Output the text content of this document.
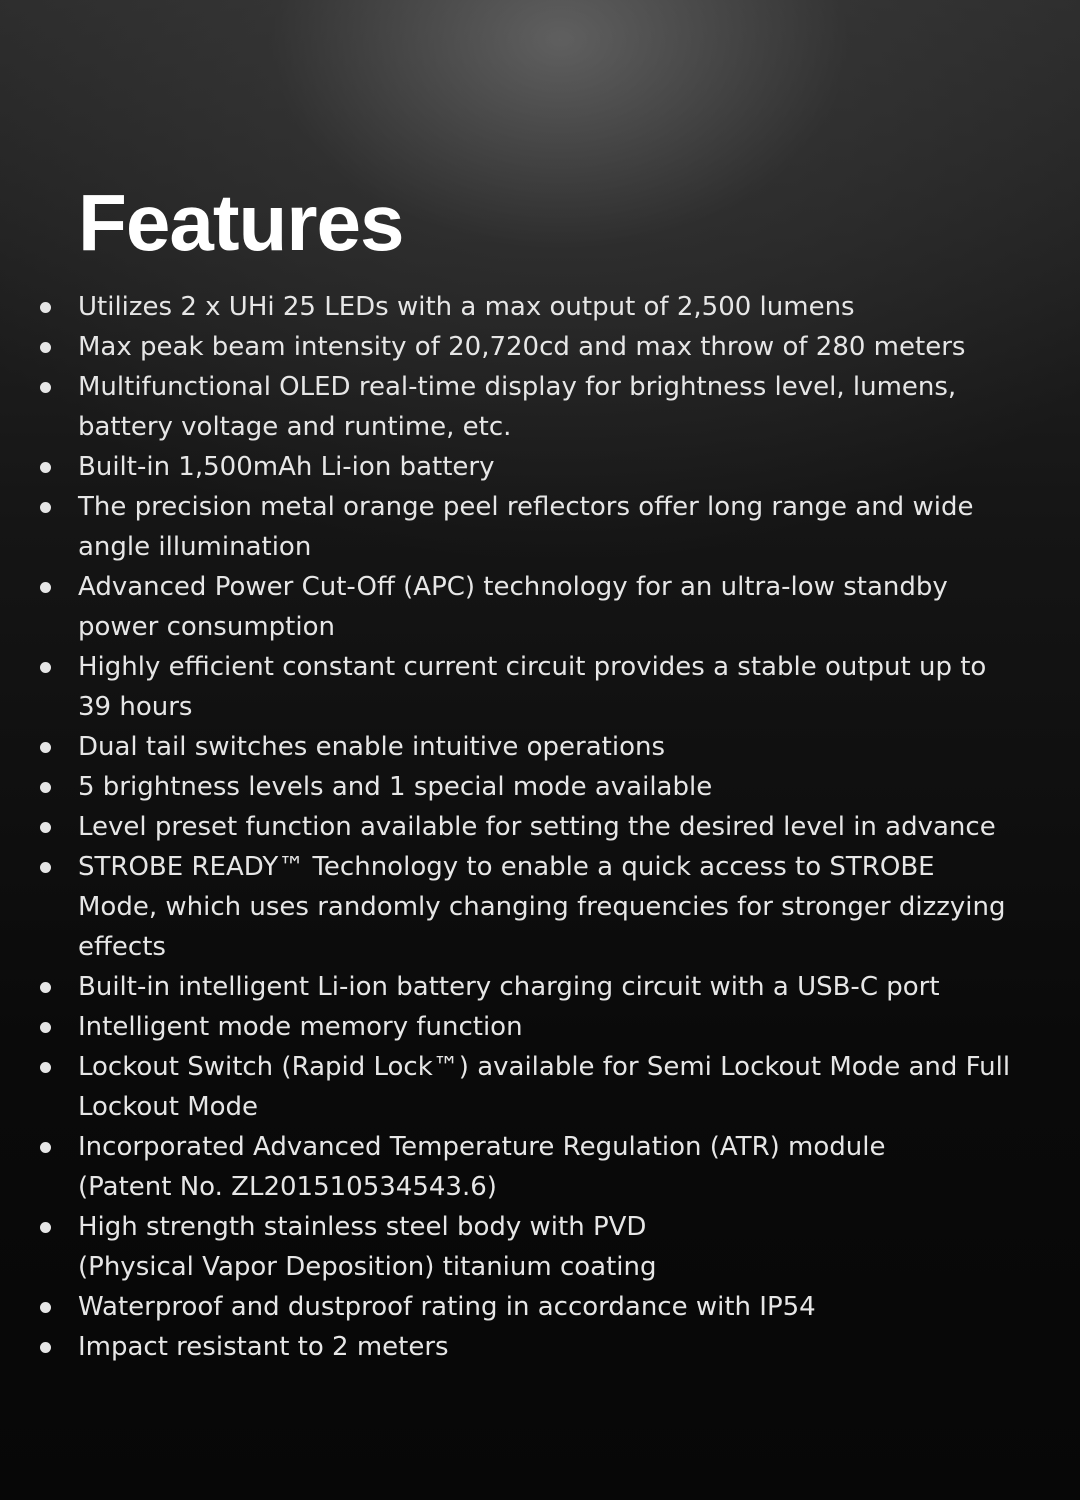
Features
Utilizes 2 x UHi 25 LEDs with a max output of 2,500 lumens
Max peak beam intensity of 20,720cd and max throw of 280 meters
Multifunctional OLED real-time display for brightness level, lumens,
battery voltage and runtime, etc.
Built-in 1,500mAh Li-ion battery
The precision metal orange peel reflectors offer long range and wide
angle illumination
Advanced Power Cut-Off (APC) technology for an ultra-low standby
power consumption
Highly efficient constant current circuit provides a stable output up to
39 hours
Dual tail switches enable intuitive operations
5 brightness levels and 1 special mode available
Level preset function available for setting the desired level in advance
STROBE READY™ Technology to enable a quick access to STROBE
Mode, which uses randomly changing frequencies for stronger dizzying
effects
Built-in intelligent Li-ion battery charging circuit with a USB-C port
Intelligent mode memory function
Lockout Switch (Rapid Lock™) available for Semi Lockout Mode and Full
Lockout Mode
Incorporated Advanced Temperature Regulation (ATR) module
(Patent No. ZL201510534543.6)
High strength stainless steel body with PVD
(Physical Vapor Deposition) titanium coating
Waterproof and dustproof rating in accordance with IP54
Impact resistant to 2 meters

^^^^

• [Task to carry out]
All the records above need to be given again word for word. Skip the pictures.

• [Worked solution]
Output the text content of this document.
Features
Utilizes 2 x UHi 25 LEDs with a max output of 2,500 lumens
Max peak beam intensity of 20,720cd and max throw of 280 meters
Multifunctional OLED real-time display for brightness level, lumens,
battery voltage and runtime, etc.
Built-in 1,500mAh Li-ion battery
The precision metal orange peel reflectors offer long range and wide
angle illumination
Advanced Power Cut-Off (APC) technology for an ultra-low standby
power consumption
Highly efficient constant current circuit provides a stable output up to
39 hours
Dual tail switches enable intuitive operations
5 brightness levels and 1 special mode available
Level preset function available for setting the desired level in advance
STROBE READY™ Technology to enable a quick access to STROBE
Mode, which uses randomly changing frequencies for stronger dizzying
effects
Built-in intelligent Li-ion battery charging circuit with a USB-C port
Intelligent mode memory function
Lockout Switch (Rapid Lock™) available for Semi Lockout Mode and Full
Lockout Mode
Incorporated Advanced Temperature Regulation (ATR) module
(Patent No. ZL201510534543.6)
High strength stainless steel body with PVD
(Physical Vapor Deposition) titanium coating
Waterproof and dustproof rating in accordance with IP54
Impact resistant to 2 meters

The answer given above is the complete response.